> _Data for the task_:
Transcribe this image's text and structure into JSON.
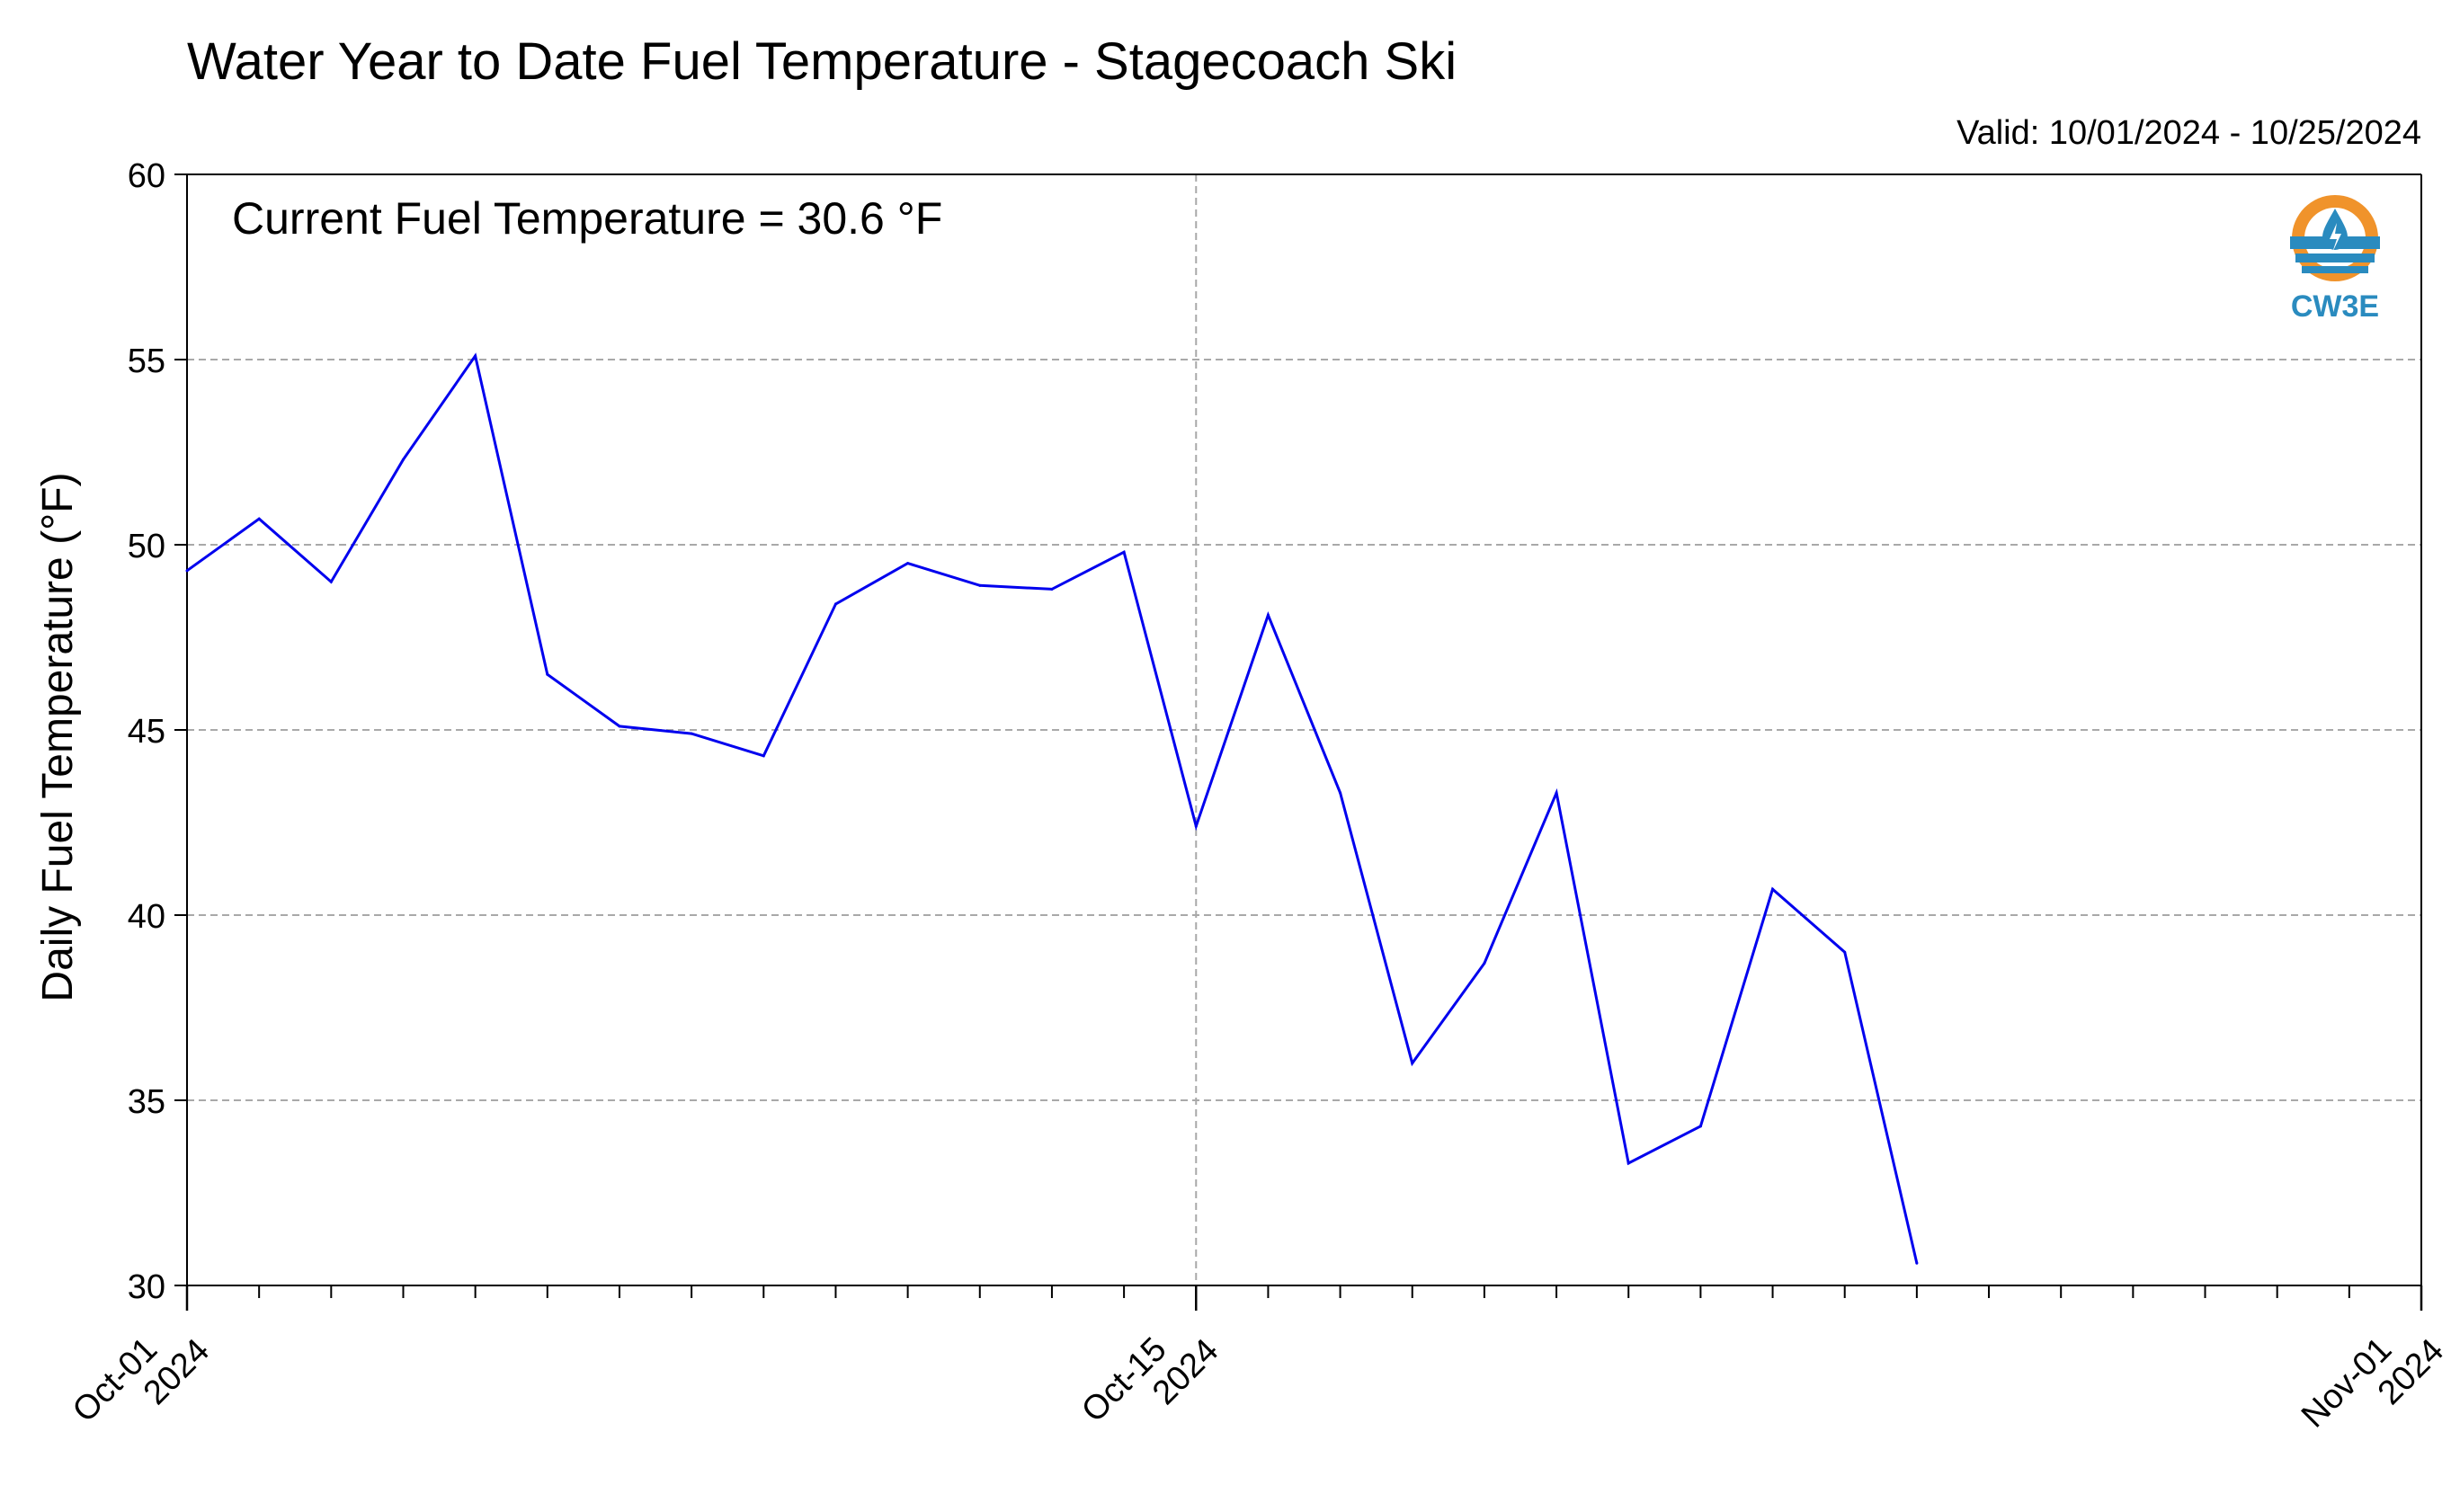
{
  "title": "Water Year to Date Fuel Temperature - Stagecoach Ski",
  "valid_label": "Valid: 10/01/2024 - 10/25/2024",
  "annotation": "Current Fuel Temperature = 30.6 °F",
  "logo": {
    "text": "CW3E",
    "icon": "cw3e-logo-icon",
    "colors": {
      "orange": "#f0932b",
      "blue": "#2a8bbf"
    }
  },
  "colors": {
    "line": "#0000ee",
    "grid": "#a9a9a9",
    "axis": "#000000"
  },
  "chart_data": {
    "type": "line",
    "ylabel": "Daily Fuel Temperature (°F)",
    "xlabel": "",
    "ylim": [
      30,
      60
    ],
    "yticks": [
      30,
      35,
      40,
      45,
      50,
      55,
      60
    ],
    "xlim": [
      "2024-10-01",
      "2024-11-01"
    ],
    "xticks": [
      {
        "date": "2024-10-01",
        "label": [
          "Oct-01",
          "2024"
        ]
      },
      {
        "date": "2024-10-15",
        "label": [
          "Oct-15",
          "2024"
        ]
      },
      {
        "date": "2024-11-01",
        "label": [
          "Nov-01",
          "2024"
        ]
      }
    ],
    "minor_ticks": "daily",
    "grid": "horizontal dashed, vertical dashed at major ticks",
    "legend": "none",
    "series": [
      {
        "x": [
          "2024-10-01",
          "2024-10-02",
          "2024-10-03",
          "2024-10-04",
          "2024-10-05",
          "2024-10-06",
          "2024-10-07",
          "2024-10-08",
          "2024-10-09",
          "2024-10-10",
          "2024-10-11",
          "2024-10-12",
          "2024-10-13",
          "2024-10-14",
          "2024-10-15",
          "2024-10-16",
          "2024-10-17",
          "2024-10-18",
          "2024-10-19",
          "2024-10-20",
          "2024-10-21",
          "2024-10-22",
          "2024-10-23",
          "2024-10-24",
          "2024-10-25"
        ],
        "values": [
          49.3,
          50.7,
          49.0,
          52.3,
          55.1,
          46.5,
          45.1,
          44.9,
          44.3,
          48.4,
          49.5,
          48.9,
          48.8,
          49.8,
          42.4,
          48.1,
          43.3,
          36.0,
          38.7,
          43.3,
          33.3,
          34.3,
          40.7,
          39.0,
          30.6
        ]
      }
    ]
  }
}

> _What to do_:
Give the material again exactly as it is, but keep the pictures out.

> _Output of the task_:
Transcribe this image's text and structure into JSON.
{
  "title": "Water Year to Date Fuel Temperature - Stagecoach Ski",
  "valid_label": "Valid: 10/01/2024 - 10/25/2024",
  "annotation": "Current Fuel Temperature = 30.6 °F",
  "logo": {
    "text": "CW3E",
    "icon": "cw3e-logo-icon",
    "colors": {
      "orange": "#f0932b",
      "blue": "#2a8bbf"
    }
  },
  "colors": {
    "line": "#0000ee",
    "grid": "#a9a9a9",
    "axis": "#000000"
  },
  "chart_data": {
    "type": "line",
    "ylabel": "Daily Fuel Temperature (°F)",
    "xlabel": "",
    "ylim": [
      30,
      60
    ],
    "yticks": [
      30,
      35,
      40,
      45,
      50,
      55,
      60
    ],
    "xlim": [
      "2024-10-01",
      "2024-11-01"
    ],
    "xticks": [
      {
        "date": "2024-10-01",
        "label": [
          "Oct-01",
          "2024"
        ]
      },
      {
        "date": "2024-10-15",
        "label": [
          "Oct-15",
          "2024"
        ]
      },
      {
        "date": "2024-11-01",
        "label": [
          "Nov-01",
          "2024"
        ]
      }
    ],
    "minor_ticks": "daily",
    "grid": "horizontal dashed, vertical dashed at major ticks",
    "legend": "none",
    "series": [
      {
        "x": [
          "2024-10-01",
          "2024-10-02",
          "2024-10-03",
          "2024-10-04",
          "2024-10-05",
          "2024-10-06",
          "2024-10-07",
          "2024-10-08",
          "2024-10-09",
          "2024-10-10",
          "2024-10-11",
          "2024-10-12",
          "2024-10-13",
          "2024-10-14",
          "2024-10-15",
          "2024-10-16",
          "2024-10-17",
          "2024-10-18",
          "2024-10-19",
          "2024-10-20",
          "2024-10-21",
          "2024-10-22",
          "2024-10-23",
          "2024-10-24",
          "2024-10-25"
        ],
        "values": [
          49.3,
          50.7,
          49.0,
          52.3,
          55.1,
          46.5,
          45.1,
          44.9,
          44.3,
          48.4,
          49.5,
          48.9,
          48.8,
          49.8,
          42.4,
          48.1,
          43.3,
          36.0,
          38.7,
          43.3,
          33.3,
          34.3,
          40.7,
          39.0,
          30.6
        ]
      }
    ]
  }
}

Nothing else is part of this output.